▶ **Data records**:

■ ■ ■ ■ ■ ■ ■

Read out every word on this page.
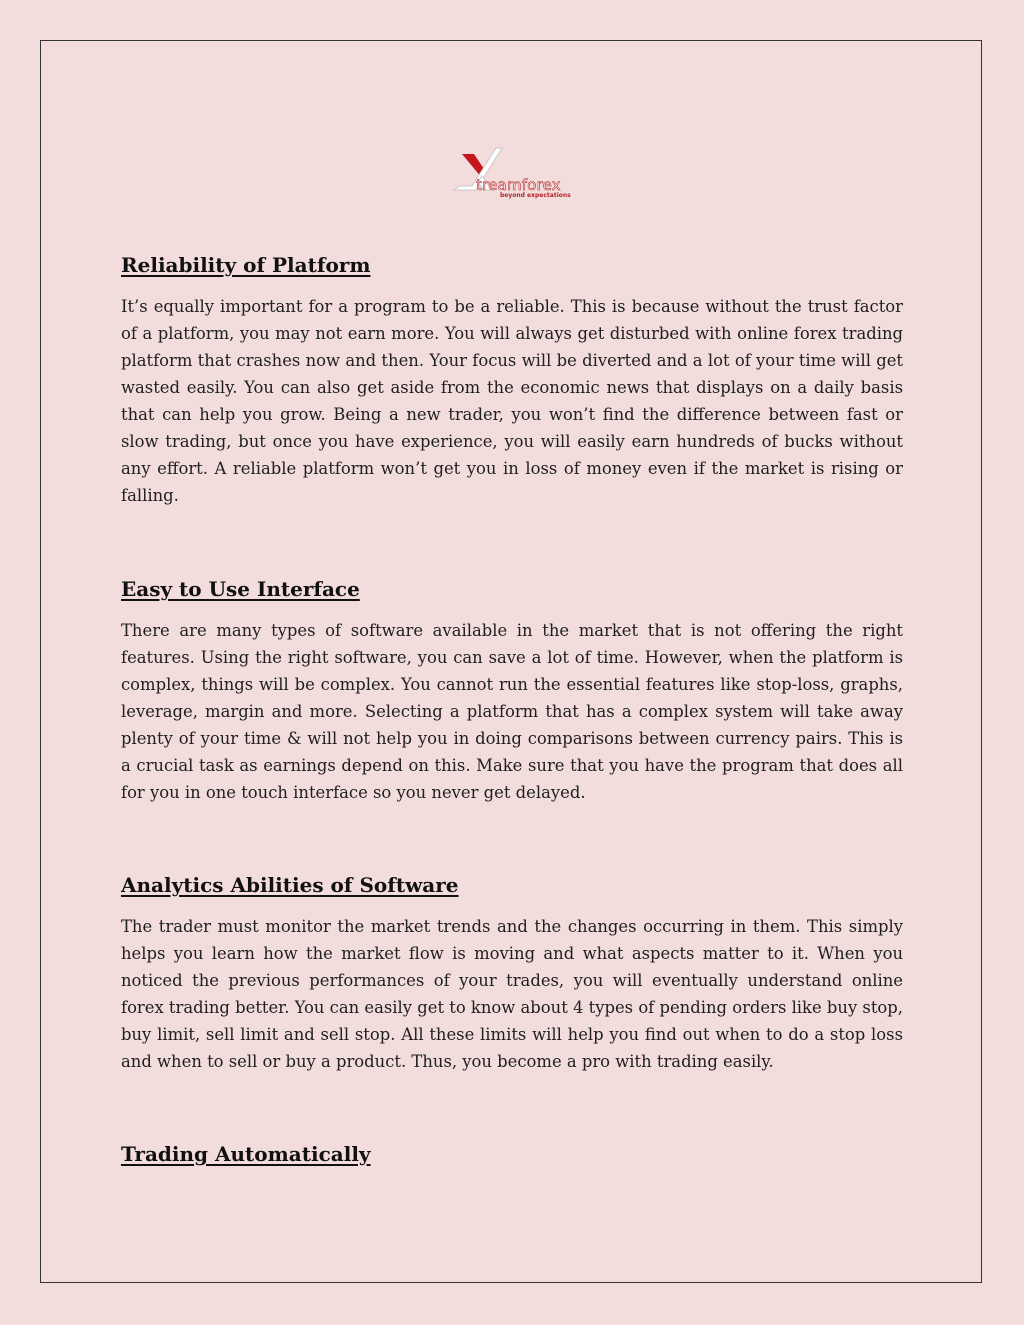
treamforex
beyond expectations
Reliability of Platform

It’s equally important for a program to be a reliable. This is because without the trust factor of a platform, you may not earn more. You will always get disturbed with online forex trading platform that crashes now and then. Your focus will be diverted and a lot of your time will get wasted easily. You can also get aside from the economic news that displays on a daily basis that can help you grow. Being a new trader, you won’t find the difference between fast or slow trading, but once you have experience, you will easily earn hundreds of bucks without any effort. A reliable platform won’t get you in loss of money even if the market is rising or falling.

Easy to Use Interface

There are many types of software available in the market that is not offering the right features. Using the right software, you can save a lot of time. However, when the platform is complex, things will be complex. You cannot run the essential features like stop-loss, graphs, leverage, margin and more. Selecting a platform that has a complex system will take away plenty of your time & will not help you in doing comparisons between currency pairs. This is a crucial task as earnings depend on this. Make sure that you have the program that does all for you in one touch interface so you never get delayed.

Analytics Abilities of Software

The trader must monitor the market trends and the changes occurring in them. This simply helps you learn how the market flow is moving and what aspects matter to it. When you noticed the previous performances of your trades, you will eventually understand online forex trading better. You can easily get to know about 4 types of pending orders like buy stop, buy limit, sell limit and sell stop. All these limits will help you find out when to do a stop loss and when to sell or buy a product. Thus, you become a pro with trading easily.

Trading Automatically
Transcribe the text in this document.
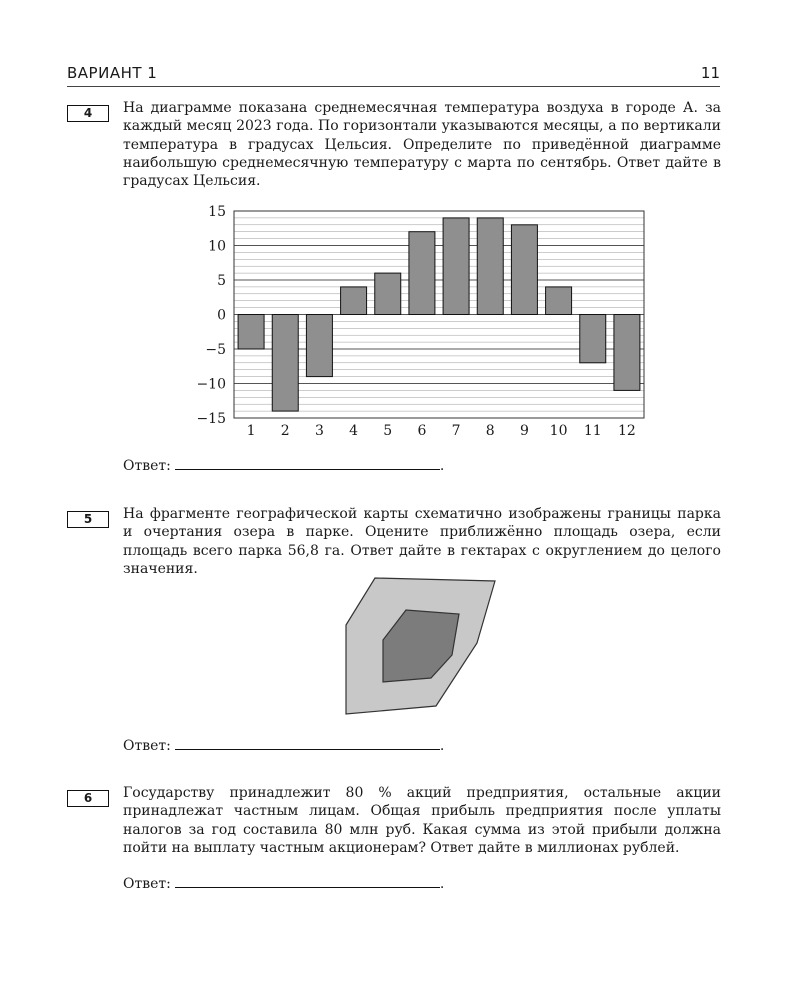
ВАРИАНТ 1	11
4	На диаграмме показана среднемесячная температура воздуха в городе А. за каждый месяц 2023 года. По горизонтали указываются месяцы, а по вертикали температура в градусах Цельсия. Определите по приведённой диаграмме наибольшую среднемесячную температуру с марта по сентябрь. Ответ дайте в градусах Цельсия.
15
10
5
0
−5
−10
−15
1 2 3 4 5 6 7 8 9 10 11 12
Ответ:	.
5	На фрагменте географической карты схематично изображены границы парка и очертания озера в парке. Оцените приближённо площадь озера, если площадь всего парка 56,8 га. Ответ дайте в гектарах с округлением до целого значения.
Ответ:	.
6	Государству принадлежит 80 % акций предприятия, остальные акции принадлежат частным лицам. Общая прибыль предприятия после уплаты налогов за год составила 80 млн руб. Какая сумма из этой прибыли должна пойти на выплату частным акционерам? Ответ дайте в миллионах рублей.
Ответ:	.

■ ■ ■ ■ ■ ■ ■

▶ **What to produce**:
Output only the lines running from the line with "Transcribe the text in this document." through the last line of the entries above, inclusive, with pictures excluded.

▶ **Full answer**:
Transcribe the text in this document.
ВАРИАНТ 1	11
4	На диаграмме показана среднемесячная температура воздуха в городе А. за каждый месяц 2023 года. По горизонтали указываются месяцы, а по вертикали температура в градусах Цельсия. Определите по приведённой диаграмме наибольшую среднемесячную температуру с марта по сентябрь. Ответ дайте в градусах Цельсия.
15
10
5
0
−5
−10
−15
1 2 3 4 5 6 7 8 9 10 11 12
Ответ:	.
5	На фрагменте географической карты схематично изображены границы парка и очертания озера в парке. Оцените приближённо площадь озера, если площадь всего парка 56,8 га. Ответ дайте в гектарах с округлением до целого значения.
Ответ:	.
6	Государству принадлежит 80 % акций предприятия, остальные акции принадлежат частным лицам. Общая прибыль предприятия после уплаты налогов за год составила 80 млн руб. Какая сумма из этой прибыли должна пойти на выплату частным акционерам? Ответ дайте в миллионах рублей.
Ответ:	.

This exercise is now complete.